--- AIM ---
Take each line that has the word "this" and return it.

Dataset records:
• • •
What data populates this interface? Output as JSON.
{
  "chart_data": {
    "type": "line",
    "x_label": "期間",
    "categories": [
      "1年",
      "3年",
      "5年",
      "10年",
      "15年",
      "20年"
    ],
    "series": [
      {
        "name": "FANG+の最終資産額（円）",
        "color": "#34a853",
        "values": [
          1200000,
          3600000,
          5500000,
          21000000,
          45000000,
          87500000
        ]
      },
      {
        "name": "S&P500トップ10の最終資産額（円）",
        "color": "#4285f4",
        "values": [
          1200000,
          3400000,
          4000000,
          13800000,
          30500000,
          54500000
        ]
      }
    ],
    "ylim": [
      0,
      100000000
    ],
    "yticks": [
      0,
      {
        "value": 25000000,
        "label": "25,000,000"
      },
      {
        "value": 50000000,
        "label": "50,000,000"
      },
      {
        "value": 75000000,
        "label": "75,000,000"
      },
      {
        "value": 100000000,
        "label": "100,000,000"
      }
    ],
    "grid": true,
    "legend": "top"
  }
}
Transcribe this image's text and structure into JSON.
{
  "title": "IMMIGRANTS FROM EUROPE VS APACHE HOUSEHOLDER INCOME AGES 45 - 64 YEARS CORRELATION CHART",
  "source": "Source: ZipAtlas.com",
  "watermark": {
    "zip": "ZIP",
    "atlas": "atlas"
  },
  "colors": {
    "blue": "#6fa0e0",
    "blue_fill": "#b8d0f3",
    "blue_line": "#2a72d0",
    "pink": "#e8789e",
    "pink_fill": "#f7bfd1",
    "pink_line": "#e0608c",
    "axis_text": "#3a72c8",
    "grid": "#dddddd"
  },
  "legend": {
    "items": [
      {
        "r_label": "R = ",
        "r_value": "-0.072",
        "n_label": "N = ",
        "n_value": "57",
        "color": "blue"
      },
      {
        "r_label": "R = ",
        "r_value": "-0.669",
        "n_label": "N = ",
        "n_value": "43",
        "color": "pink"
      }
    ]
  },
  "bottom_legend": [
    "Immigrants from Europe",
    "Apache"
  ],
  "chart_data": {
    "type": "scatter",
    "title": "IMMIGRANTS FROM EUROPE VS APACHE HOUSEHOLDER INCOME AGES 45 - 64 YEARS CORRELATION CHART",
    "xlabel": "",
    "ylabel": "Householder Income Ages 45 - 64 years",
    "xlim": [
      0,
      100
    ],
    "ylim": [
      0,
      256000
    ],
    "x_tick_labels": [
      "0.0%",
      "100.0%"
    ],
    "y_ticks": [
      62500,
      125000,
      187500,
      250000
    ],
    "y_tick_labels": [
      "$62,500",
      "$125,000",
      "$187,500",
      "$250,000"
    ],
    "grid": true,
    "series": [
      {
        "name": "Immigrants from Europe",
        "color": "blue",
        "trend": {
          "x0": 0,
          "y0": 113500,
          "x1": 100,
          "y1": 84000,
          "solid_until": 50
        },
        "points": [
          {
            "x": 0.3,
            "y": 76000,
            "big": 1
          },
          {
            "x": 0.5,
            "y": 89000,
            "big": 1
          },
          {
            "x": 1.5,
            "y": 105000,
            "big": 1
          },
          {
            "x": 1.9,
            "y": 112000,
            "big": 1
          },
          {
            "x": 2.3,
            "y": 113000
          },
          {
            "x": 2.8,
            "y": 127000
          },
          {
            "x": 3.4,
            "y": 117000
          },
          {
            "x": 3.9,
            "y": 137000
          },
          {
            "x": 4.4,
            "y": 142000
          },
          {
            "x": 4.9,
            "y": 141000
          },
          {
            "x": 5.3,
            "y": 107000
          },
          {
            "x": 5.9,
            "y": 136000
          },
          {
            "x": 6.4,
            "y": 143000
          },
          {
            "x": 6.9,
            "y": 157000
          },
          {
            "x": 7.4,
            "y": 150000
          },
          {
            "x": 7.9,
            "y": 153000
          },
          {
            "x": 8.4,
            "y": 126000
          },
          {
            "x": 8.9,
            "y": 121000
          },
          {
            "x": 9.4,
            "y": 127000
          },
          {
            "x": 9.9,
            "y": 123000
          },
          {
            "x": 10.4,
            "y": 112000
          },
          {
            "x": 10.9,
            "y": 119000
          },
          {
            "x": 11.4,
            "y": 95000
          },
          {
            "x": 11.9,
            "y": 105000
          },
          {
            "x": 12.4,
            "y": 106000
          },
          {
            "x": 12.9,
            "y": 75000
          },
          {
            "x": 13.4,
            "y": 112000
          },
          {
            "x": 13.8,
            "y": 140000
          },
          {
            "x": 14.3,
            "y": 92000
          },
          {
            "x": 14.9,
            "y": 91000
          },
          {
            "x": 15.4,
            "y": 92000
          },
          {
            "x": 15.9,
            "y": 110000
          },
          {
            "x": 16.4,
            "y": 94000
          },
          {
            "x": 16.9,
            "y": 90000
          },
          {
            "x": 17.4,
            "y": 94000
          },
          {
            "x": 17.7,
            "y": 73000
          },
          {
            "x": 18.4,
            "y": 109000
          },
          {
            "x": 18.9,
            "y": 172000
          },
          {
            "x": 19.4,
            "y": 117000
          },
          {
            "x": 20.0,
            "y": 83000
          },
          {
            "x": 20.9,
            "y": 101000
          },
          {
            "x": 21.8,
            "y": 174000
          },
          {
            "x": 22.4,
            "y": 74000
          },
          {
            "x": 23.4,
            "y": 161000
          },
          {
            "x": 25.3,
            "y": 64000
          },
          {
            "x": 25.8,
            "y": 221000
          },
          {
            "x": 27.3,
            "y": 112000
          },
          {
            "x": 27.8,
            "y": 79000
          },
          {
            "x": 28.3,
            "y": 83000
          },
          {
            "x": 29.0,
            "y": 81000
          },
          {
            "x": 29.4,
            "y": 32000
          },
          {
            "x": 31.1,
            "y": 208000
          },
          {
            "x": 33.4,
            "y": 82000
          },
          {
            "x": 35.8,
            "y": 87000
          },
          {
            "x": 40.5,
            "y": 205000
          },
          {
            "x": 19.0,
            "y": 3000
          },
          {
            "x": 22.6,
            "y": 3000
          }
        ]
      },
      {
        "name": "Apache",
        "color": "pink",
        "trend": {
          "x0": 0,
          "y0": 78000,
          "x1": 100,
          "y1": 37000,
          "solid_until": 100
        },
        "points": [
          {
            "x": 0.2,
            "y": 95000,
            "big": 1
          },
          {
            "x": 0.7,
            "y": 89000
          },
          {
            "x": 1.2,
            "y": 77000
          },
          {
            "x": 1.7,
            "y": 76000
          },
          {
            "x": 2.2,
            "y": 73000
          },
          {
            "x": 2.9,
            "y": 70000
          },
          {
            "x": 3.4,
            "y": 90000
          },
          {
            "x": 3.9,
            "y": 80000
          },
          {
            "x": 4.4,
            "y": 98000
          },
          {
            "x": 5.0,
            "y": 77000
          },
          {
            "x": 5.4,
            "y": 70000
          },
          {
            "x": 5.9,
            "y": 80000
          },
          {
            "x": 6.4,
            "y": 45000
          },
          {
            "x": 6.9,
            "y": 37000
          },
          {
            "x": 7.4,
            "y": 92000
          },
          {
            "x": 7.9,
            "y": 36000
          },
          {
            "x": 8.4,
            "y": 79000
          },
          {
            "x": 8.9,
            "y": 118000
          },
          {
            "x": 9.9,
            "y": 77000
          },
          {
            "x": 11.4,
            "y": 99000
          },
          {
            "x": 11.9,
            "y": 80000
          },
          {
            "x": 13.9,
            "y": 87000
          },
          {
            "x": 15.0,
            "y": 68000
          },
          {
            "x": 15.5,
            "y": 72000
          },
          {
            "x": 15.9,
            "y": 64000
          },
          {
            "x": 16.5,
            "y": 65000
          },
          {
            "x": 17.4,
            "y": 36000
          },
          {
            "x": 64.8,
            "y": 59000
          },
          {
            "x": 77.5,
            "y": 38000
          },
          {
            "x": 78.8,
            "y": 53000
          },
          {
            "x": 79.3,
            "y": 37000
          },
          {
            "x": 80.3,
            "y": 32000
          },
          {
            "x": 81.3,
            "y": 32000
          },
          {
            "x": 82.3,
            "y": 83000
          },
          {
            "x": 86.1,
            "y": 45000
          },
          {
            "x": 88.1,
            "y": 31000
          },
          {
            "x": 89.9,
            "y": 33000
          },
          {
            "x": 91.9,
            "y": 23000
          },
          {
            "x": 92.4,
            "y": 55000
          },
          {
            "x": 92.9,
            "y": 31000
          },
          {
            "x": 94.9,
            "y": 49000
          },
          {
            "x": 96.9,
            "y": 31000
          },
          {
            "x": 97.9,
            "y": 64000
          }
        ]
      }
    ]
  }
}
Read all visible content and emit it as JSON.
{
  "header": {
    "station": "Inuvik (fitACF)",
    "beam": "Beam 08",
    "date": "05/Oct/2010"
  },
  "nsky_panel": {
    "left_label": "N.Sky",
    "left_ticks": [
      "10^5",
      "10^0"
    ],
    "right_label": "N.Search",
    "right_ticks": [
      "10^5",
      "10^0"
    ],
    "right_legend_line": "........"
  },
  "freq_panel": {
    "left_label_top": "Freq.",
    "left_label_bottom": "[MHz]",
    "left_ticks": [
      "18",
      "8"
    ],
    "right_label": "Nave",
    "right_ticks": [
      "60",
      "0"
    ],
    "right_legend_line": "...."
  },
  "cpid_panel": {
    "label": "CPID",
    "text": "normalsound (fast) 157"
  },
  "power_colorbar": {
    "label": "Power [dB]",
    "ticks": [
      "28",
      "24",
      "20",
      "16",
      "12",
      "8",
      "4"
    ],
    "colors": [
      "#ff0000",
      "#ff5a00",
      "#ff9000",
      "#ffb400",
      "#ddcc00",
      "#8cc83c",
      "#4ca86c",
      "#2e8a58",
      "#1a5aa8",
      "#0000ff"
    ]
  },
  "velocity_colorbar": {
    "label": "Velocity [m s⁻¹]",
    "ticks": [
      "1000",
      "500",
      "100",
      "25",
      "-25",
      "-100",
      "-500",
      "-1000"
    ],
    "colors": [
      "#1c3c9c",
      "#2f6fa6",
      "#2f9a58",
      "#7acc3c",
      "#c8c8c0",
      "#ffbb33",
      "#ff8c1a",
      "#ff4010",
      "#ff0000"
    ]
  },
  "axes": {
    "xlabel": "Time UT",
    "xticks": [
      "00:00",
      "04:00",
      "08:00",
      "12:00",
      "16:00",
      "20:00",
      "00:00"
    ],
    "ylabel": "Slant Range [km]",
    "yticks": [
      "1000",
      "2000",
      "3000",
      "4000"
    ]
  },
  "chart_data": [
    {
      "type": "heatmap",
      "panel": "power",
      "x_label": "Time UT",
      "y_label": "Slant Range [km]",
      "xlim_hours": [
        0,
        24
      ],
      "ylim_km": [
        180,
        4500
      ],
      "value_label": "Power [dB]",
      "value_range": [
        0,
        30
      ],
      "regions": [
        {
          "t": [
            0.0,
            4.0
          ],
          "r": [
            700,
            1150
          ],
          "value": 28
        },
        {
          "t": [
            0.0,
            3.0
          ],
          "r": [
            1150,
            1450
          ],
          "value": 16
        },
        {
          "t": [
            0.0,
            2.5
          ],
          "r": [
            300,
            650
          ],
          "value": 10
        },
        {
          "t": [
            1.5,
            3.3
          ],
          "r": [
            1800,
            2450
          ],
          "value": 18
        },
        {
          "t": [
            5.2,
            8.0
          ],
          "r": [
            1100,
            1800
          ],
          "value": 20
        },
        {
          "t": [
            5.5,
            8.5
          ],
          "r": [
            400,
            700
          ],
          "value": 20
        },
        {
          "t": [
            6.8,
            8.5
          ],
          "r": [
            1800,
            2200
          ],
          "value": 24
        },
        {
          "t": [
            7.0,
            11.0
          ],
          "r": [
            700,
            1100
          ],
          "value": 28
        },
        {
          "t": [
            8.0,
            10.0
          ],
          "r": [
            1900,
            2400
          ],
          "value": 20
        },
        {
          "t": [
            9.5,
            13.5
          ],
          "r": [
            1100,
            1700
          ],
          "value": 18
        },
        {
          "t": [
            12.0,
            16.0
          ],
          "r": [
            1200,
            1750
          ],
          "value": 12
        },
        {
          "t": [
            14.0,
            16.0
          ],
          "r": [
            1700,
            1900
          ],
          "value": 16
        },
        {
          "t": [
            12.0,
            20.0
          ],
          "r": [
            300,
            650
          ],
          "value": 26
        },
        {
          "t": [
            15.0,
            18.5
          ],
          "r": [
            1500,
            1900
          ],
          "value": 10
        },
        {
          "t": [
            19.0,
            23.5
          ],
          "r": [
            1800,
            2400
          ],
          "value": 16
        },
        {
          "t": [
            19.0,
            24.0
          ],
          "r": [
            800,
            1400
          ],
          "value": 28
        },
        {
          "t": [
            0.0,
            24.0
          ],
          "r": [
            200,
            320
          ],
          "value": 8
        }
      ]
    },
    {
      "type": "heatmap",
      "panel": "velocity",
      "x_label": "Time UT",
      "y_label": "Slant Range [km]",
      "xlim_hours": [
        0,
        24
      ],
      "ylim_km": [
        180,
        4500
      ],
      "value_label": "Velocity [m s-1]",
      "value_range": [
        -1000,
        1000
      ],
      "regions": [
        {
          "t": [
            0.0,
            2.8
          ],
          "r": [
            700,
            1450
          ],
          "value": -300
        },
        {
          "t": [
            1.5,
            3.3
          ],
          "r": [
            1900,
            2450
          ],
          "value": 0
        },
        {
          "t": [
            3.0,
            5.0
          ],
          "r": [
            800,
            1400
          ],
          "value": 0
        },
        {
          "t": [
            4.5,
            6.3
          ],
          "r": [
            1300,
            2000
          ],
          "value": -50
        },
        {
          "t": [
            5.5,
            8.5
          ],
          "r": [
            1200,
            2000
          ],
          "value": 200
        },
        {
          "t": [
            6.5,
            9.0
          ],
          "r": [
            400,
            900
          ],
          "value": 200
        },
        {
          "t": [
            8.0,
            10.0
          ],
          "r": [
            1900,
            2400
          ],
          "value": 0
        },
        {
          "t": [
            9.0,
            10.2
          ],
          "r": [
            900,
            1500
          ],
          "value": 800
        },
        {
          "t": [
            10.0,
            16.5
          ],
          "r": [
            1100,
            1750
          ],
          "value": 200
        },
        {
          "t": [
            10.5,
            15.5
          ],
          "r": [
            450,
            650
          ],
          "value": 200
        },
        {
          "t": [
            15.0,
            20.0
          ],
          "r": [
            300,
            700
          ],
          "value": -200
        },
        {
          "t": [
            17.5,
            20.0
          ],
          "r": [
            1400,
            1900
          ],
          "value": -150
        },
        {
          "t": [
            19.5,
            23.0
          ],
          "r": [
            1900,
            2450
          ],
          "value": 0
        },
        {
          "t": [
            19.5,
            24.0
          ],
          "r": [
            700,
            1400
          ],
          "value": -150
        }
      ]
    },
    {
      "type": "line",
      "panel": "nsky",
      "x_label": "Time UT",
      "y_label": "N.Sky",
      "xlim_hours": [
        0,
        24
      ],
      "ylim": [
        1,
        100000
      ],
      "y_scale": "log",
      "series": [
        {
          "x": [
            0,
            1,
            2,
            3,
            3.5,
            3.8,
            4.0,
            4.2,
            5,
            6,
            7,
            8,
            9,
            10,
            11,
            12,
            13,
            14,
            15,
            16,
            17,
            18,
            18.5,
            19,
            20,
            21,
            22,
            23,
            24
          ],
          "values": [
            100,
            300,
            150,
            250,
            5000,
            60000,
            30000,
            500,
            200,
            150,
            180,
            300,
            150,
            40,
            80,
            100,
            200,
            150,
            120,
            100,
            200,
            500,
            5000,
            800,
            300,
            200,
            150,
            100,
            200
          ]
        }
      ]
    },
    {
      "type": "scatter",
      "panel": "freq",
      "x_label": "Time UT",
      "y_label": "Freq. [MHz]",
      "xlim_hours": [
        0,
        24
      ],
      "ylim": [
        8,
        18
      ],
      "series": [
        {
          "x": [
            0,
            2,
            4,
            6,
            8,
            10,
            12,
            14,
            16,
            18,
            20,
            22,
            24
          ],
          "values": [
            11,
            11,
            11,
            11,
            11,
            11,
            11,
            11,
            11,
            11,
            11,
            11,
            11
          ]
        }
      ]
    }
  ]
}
• • •
--- WORKED SOLUTION ---
What data populates this interface? Output as JSON.
Transcribe this image's text and structure into JSON.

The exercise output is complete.